TASK GOAL: Pick out the lines below with "Juridinio" and list them.
BEGIN EXTRACTED MATERIAL
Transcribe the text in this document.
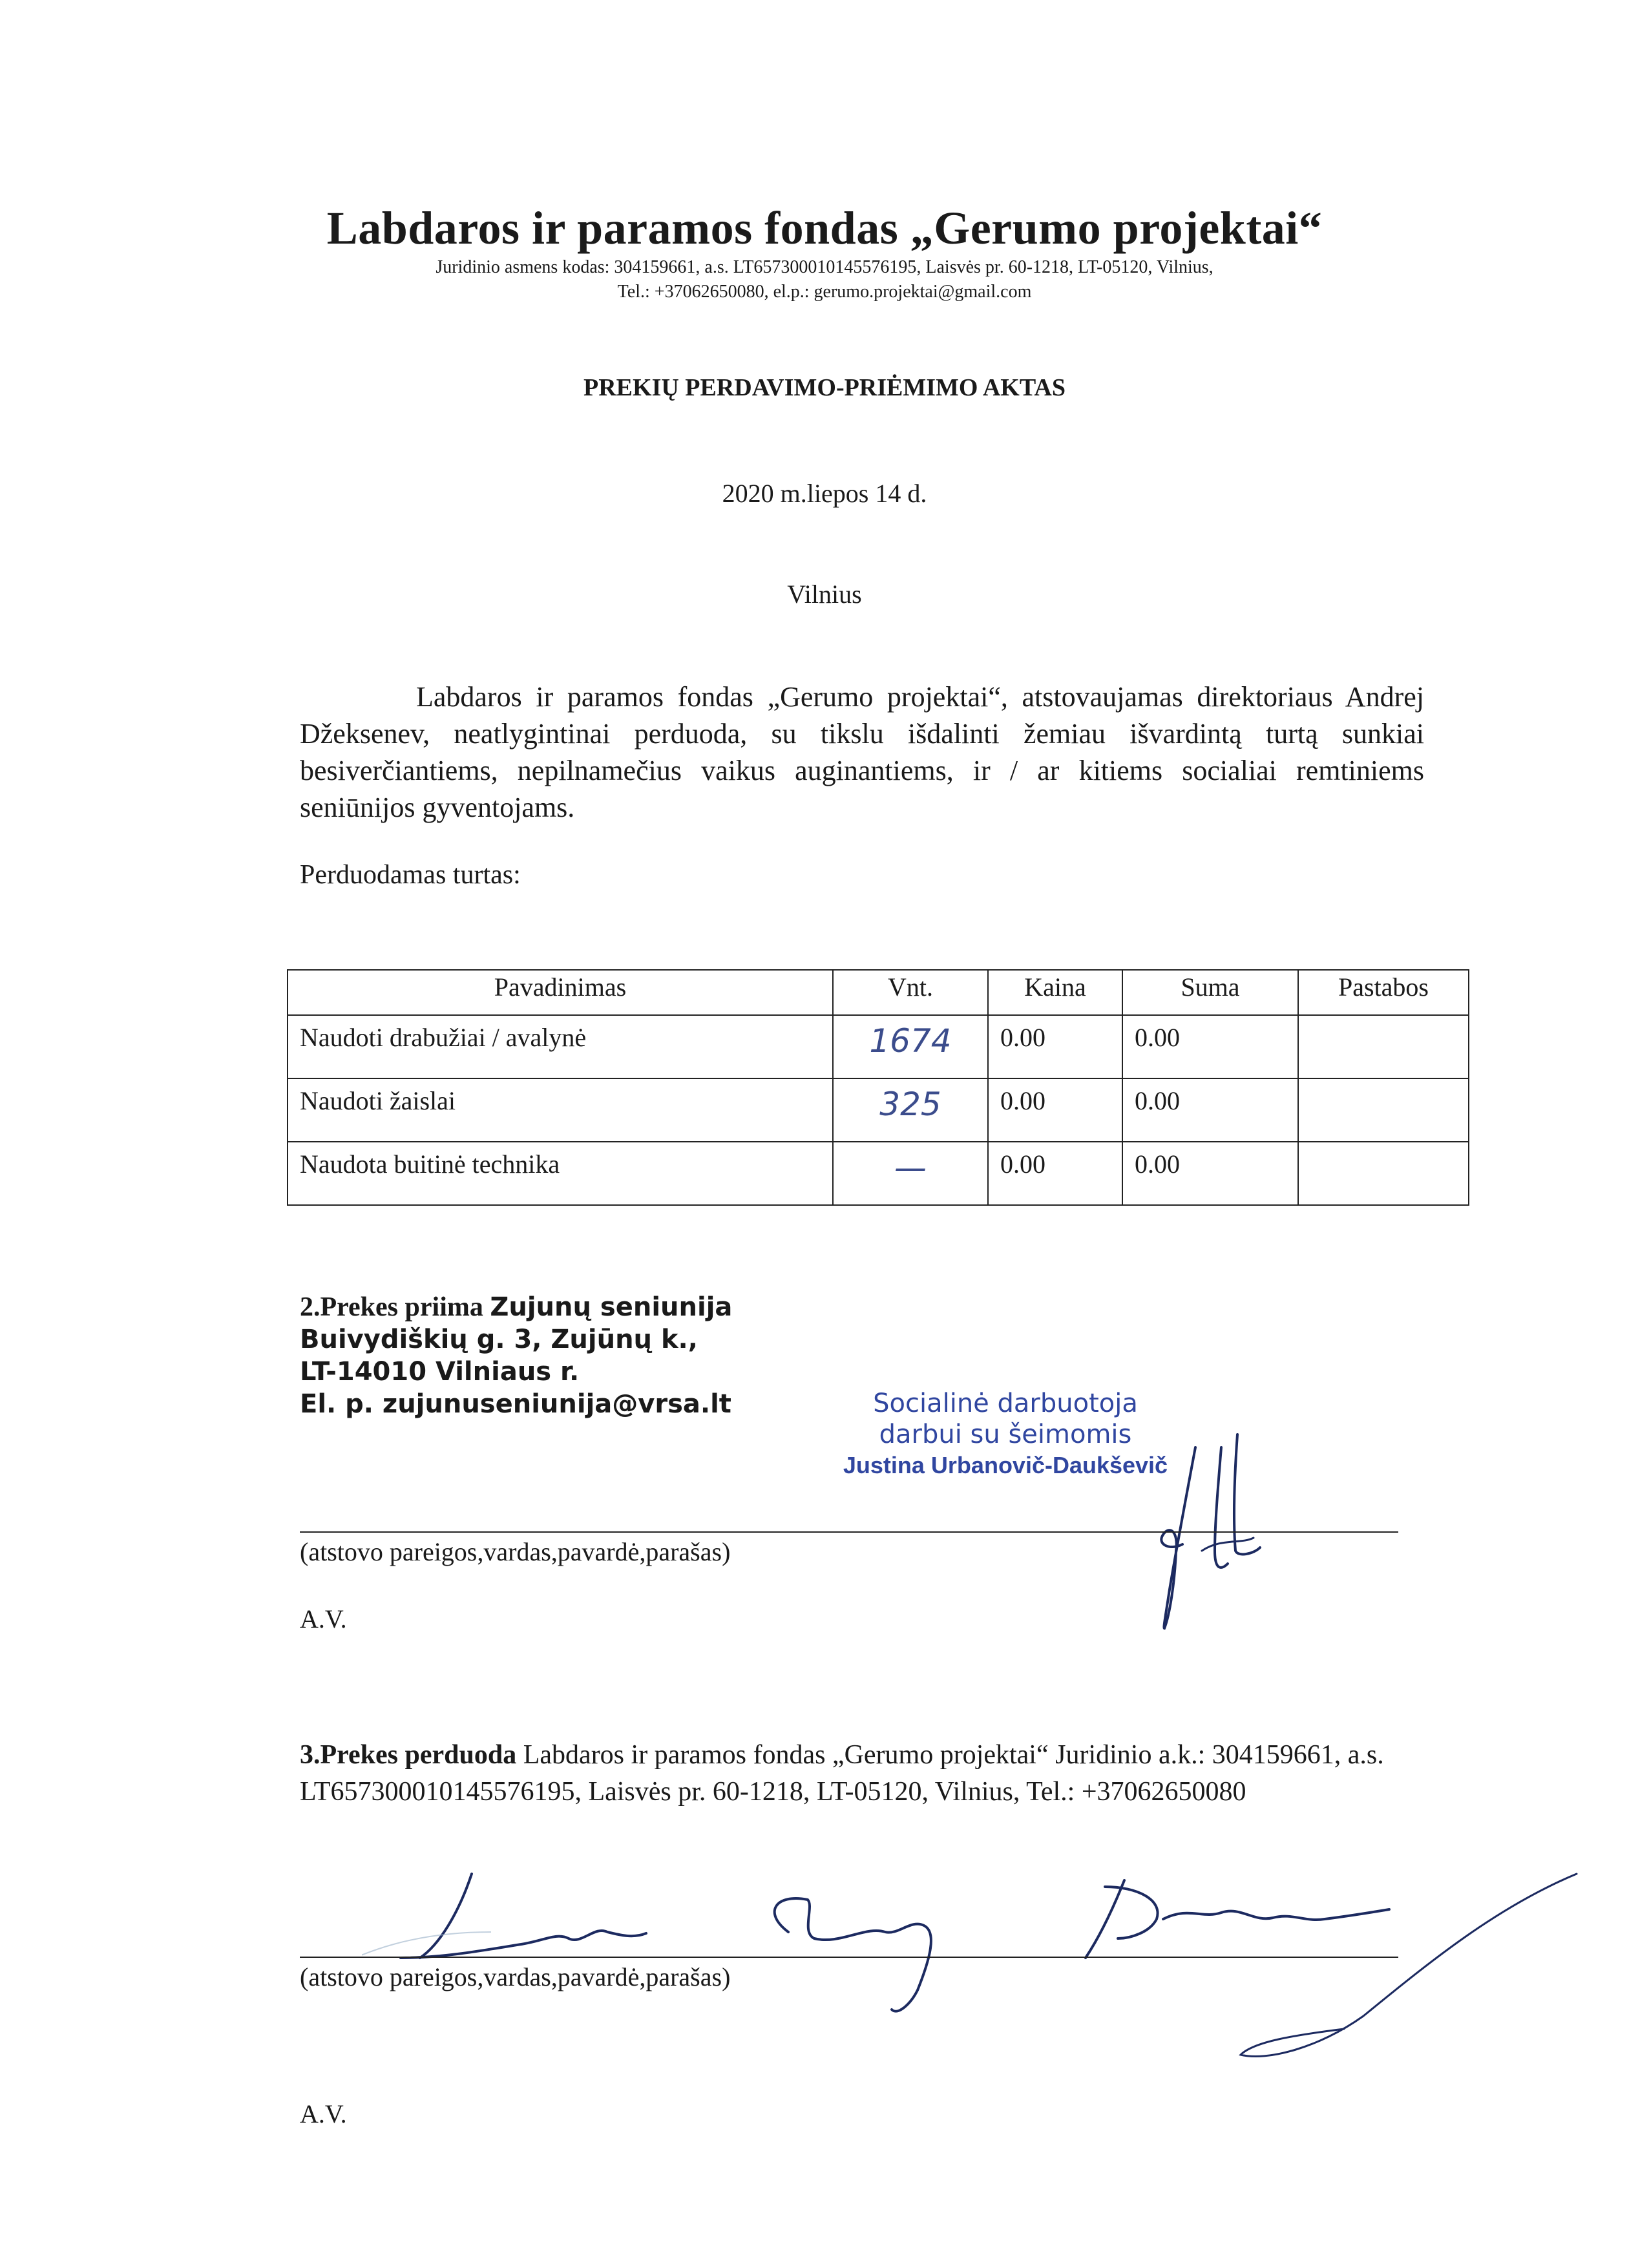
Labdaros ir paramos fondas „Gerumo projektai“
Juridinio asmens kodas: 304159661, a.s. LT657300010145576195, Laisvės pr. 60-1218, LT-05120, Vilnius,
Tel.: +37062650080, el.p.: gerumo.projektai@gmail.com
PREKIŲ PERDAVIMO-PRIĖMIMO AKTAS
2020 m.liepos 14 d.
Vilnius
Labdaros ir paramos fondas „Gerumo projektai“, atstovaujamas direktoriaus Andrej Džeksenev, neatlygintinai perduoda, su tikslu išdalinti žemiau išvardintą turtą sunkiai besiverčiantiems, nepilnamečius vaikus auginantiems, ir / ar kitiems socialiai remtiniems seniūnijos gyventojams.
Perduodamas turtas:
Pavadinimas	Vnt.	Kaina	Suma	Pastabos
Naudoti drabužiai / avalynė	1674	0.00	0.00	
Naudoti žaislai	325	0.00	0.00	
Naudota buitinė technika	—	0.00	0.00	
2.Prekes priima Zujunų seniunija
Buivydiškių g. 3, Zujūnų k.,
LT-14010 Vilniaus r.
El. p. zujunuseniunija@vrsa.lt	Socialinė darbuotoja
darbui su šeimomis
Justina Urbanovič-Daukševič
(atstovo pareigos,vardas,pavardė,parašas)
A.V.
3.Prekes perduoda Labdaros ir paramos fondas „Gerumo projektai“ Juridinio a.k.: 304159661, a.s. LT657300010145576195, Laisvės pr. 60-1218, LT-05120, Vilnius, Tel.: +37062650080
(atstovo pareigos,vardas,pavardė,parašas)
A.V.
END EXTRACTED MATERIAL
TASK SOLUTION:
Juridinio asmens kodas: 304159661, a.s. LT657300010145576195, Laisvės pr. 60-1218, LT-05120, Vilnius,
3.Prekes perduoda Labdaros ir paramos fondas „Gerumo projektai“ Juridinio a.k.: 304159661, a.s. LT657300010145576195, Laisvės pr. 60-1218, LT-05120, Vilnius, Tel.: +37062650080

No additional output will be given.